[Data excerpts]
* * * * * * * * *
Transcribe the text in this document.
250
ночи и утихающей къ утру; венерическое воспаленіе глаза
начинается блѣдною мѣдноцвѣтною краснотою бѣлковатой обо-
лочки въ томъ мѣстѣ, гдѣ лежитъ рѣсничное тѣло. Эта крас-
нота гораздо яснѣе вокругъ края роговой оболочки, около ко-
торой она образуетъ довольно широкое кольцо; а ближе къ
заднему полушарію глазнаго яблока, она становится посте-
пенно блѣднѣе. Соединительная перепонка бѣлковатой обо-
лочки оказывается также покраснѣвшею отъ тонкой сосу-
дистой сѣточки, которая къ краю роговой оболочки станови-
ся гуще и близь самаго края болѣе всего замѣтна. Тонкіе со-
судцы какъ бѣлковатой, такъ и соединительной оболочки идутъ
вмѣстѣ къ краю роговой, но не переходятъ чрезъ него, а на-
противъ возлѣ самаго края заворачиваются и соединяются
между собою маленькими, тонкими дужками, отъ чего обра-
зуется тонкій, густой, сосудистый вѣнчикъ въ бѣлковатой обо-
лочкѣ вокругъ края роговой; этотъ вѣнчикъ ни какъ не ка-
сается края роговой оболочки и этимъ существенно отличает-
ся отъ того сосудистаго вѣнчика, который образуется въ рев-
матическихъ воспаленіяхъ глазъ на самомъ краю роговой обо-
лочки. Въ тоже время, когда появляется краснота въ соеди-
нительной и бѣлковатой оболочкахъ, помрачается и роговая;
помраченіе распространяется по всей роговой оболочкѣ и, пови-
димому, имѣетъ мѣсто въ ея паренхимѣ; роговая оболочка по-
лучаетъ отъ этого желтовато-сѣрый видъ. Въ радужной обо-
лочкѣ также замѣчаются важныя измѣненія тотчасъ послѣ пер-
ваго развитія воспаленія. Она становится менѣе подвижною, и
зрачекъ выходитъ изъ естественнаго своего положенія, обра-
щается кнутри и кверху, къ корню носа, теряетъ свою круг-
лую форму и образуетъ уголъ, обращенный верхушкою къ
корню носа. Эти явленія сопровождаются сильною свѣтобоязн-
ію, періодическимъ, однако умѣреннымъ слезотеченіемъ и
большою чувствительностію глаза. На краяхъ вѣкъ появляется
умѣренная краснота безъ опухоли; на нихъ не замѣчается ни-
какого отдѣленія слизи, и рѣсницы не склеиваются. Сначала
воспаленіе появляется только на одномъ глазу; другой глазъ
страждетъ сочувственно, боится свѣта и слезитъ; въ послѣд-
* * * * * * * * *
Description of the task |
Give back all the records exactly as they stand.

Answer to the problem |
Transcribe the text in this document.
250
ночи и утихающей къ утру; венерическое воспаленіе глаза
начинается блѣдною мѣдноцвѣтною краснотою бѣлковатой обо-
лочки въ томъ мѣстѣ, гдѣ лежитъ рѣсничное тѣло. Эта крас-
нота гораздо яснѣе вокругъ края роговой оболочки, около ко-
торой она образуетъ довольно широкое кольцо; а ближе къ
заднему полушарію глазнаго яблока, она становится посте-
пенно блѣднѣе. Соединительная перепонка бѣлковатой обо-
лочки оказывается также покраснѣвшею отъ тонкой сосу-
дистой сѣточки, которая къ краю роговой оболочки станови-
ся гуще и близь самаго края болѣе всего замѣтна. Тонкіе со-
судцы какъ бѣлковатой, такъ и соединительной оболочки идутъ
вмѣстѣ къ краю роговой, но не переходятъ чрезъ него, а на-
противъ возлѣ самаго края заворачиваются и соединяются
между собою маленькими, тонкими дужками, отъ чего обра-
зуется тонкій, густой, сосудистый вѣнчикъ въ бѣлковатой обо-
лочкѣ вокругъ края роговой; этотъ вѣнчикъ ни какъ не ка-
сается края роговой оболочки и этимъ существенно отличает-
ся отъ того сосудистаго вѣнчика, который образуется въ рев-
матическихъ воспаленіяхъ глазъ на самомъ краю роговой обо-
лочки. Въ тоже время, когда появляется краснота въ соеди-
нительной и бѣлковатой оболочкахъ, помрачается и роговая;
помраченіе распространяется по всей роговой оболочкѣ и, пови-
димому, имѣетъ мѣсто въ ея паренхимѣ; роговая оболочка по-
лучаетъ отъ этого желтовато-сѣрый видъ. Въ радужной обо-
лочкѣ также замѣчаются важныя измѣненія тотчасъ послѣ пер-
ваго развитія воспаленія. Она становится менѣе подвижною, и
зрачекъ выходитъ изъ естественнаго своего положенія, обра-
щается кнутри и кверху, къ корню носа, теряетъ свою круг-
лую форму и образуетъ уголъ, обращенный верхушкою къ
корню носа. Эти явленія сопровождаются сильною свѣтобоязн-
ію, періодическимъ, однако умѣреннымъ слезотеченіемъ и
большою чувствительностію глаза. На краяхъ вѣкъ появляется
умѣренная краснота безъ опухоли; на нихъ не замѣчается ни-
какого отдѣленія слизи, и рѣсницы не склеиваются. Сначала
воспаленіе появляется только на одномъ глазу; другой глазъ
страждетъ сочувственно, боится свѣта и слезитъ; въ послѣд-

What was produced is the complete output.